#### Given request:
Write the entries below out again exactly; any picture in them stays out.

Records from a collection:
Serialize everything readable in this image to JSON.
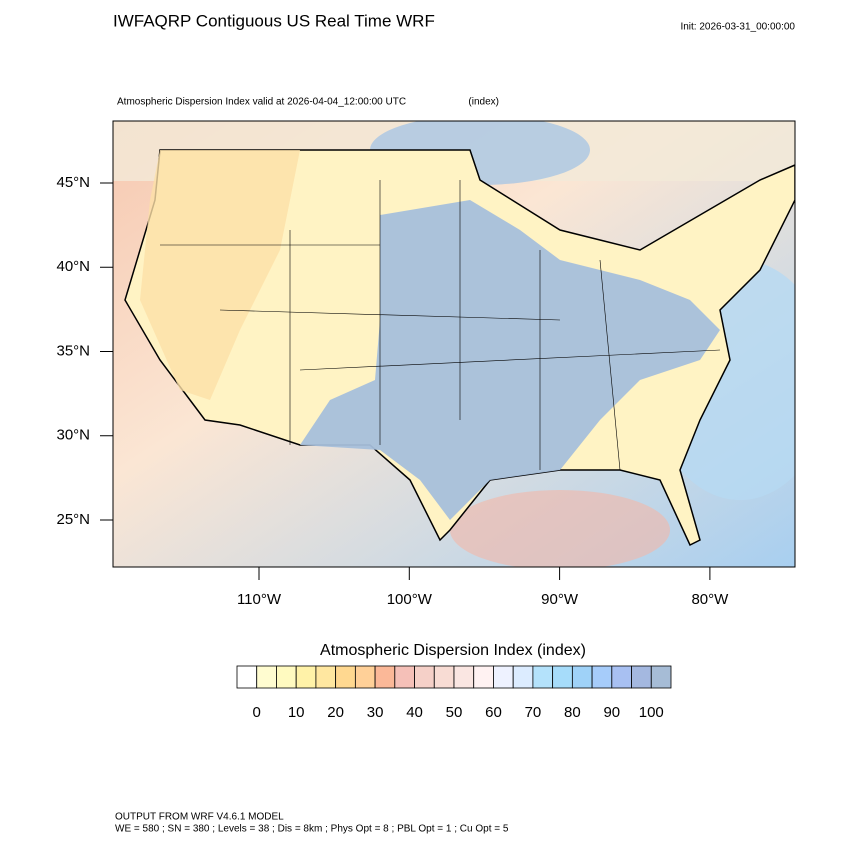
{
  "header": {
    "title": "IWFAQRP Contiguous US Real Time WRF",
    "init": "Init: 2026-03-31_00:00:00"
  },
  "map": {
    "subtitle": "Atmospheric Dispersion Index valid at 2026-04-04_12:00:00 UTC",
    "units": "(index)",
    "lat_ticks": [
      {
        "value": 45,
        "label": "45°N"
      },
      {
        "value": 40,
        "label": "40°N"
      },
      {
        "value": 35,
        "label": "35°N"
      },
      {
        "value": 30,
        "label": "30°N"
      },
      {
        "value": 25,
        "label": "25°N"
      }
    ],
    "lon_ticks": [
      {
        "value": 110,
        "label": "110°W"
      },
      {
        "value": 100,
        "label": "100°W"
      },
      {
        "value": 90,
        "label": "90°W"
      },
      {
        "value": 80,
        "label": "80°W"
      }
    ]
  },
  "colorbar": {
    "title": "Atmospheric Dispersion Index  (index)",
    "colors": [
      "#ffffff",
      "#fffcd0",
      "#fffac0",
      "#fff2a8",
      "#ffe7a0",
      "#ffd890",
      "#ffd098",
      "#fbb898",
      "#f5c0b8",
      "#f5d0c8",
      "#f8dcd4",
      "#fae6e2",
      "#fff2f2",
      "#eef2ff",
      "#dcecff",
      "#b4e2fb",
      "#a6dcfa",
      "#9fd2f8",
      "#a6ccfa",
      "#a8c0f2",
      "#a4b8e0",
      "#a6bcd6"
    ],
    "levels": [
      0,
      10,
      20,
      30,
      40,
      50,
      60,
      70,
      80,
      90,
      100
    ]
  },
  "footer": {
    "line1": "OUTPUT FROM WRF V4.6.1 MODEL",
    "line2": "WE = 580 ; SN = 380 ; Levels = 38 ; Dis = 8km ; Phys Opt = 8 ; PBL Opt = 1 ; Cu Opt = 5"
  }
}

#### Expected answer:
Serialize everything readable in this image to JSON.
{
  "header": {
    "title": "IWFAQRP Contiguous US Real Time WRF",
    "init": "Init: 2026-03-31_00:00:00"
  },
  "map": {
    "subtitle": "Atmospheric Dispersion Index valid at 2026-04-04_12:00:00 UTC",
    "units": "(index)",
    "lat_ticks": [
      {
        "value": 45,
        "label": "45°N"
      },
      {
        "value": 40,
        "label": "40°N"
      },
      {
        "value": 35,
        "label": "35°N"
      },
      {
        "value": 30,
        "label": "30°N"
      },
      {
        "value": 25,
        "label": "25°N"
      }
    ],
    "lon_ticks": [
      {
        "value": 110,
        "label": "110°W"
      },
      {
        "value": 100,
        "label": "100°W"
      },
      {
        "value": 90,
        "label": "90°W"
      },
      {
        "value": 80,
        "label": "80°W"
      }
    ]
  },
  "colorbar": {
    "title": "Atmospheric Dispersion Index  (index)",
    "colors": [
      "#ffffff",
      "#fffcd0",
      "#fffac0",
      "#fff2a8",
      "#ffe7a0",
      "#ffd890",
      "#ffd098",
      "#fbb898",
      "#f5c0b8",
      "#f5d0c8",
      "#f8dcd4",
      "#fae6e2",
      "#fff2f2",
      "#eef2ff",
      "#dcecff",
      "#b4e2fb",
      "#a6dcfa",
      "#9fd2f8",
      "#a6ccfa",
      "#a8c0f2",
      "#a4b8e0",
      "#a6bcd6"
    ],
    "levels": [
      0,
      10,
      20,
      30,
      40,
      50,
      60,
      70,
      80,
      90,
      100
    ]
  },
  "footer": {
    "line1": "OUTPUT FROM WRF V4.6.1 MODEL",
    "line2": "WE = 580 ; SN = 380 ; Levels = 38 ; Dis = 8km ; Phys Opt = 8 ; PBL Opt = 1 ; Cu Opt = 5"
  }
}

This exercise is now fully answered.